• _DIRECTIVE_
Filter the listing and keep only the lines with the word "Химик".
--- Begin SUPPLIED DATA ---
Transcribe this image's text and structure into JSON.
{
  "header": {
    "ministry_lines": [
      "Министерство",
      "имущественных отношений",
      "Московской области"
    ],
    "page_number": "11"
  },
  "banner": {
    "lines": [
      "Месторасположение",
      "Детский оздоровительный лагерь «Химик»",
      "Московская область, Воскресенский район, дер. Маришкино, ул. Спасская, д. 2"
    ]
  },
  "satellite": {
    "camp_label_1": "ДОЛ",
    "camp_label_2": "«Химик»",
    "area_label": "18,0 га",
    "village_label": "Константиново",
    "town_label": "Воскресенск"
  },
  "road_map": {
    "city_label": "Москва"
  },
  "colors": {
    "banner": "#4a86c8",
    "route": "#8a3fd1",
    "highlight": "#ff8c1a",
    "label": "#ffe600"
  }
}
--- End SUPPLIED DATA ---
--- Begin SUPPLIED DATA ---
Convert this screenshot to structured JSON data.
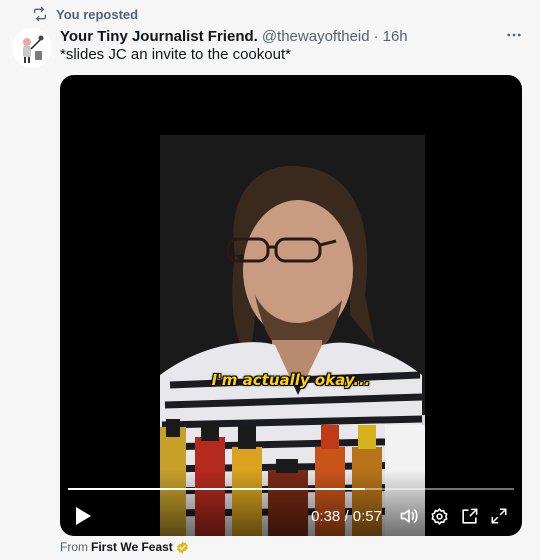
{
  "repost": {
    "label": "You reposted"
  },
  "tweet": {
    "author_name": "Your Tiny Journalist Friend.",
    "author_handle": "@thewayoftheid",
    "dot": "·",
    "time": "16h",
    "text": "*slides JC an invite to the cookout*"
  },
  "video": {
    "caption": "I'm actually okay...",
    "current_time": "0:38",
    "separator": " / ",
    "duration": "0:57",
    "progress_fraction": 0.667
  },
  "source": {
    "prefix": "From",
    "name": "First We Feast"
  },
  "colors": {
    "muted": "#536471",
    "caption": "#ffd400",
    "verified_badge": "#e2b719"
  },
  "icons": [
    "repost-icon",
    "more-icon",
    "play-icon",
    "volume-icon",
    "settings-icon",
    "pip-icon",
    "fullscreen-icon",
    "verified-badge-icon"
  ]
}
--- End SUPPLIED DATA ---
• _TASK ANSWER_
      "Детский оздоровительный лагерь «Химик»",
    "camp_label_2": "«Химик»",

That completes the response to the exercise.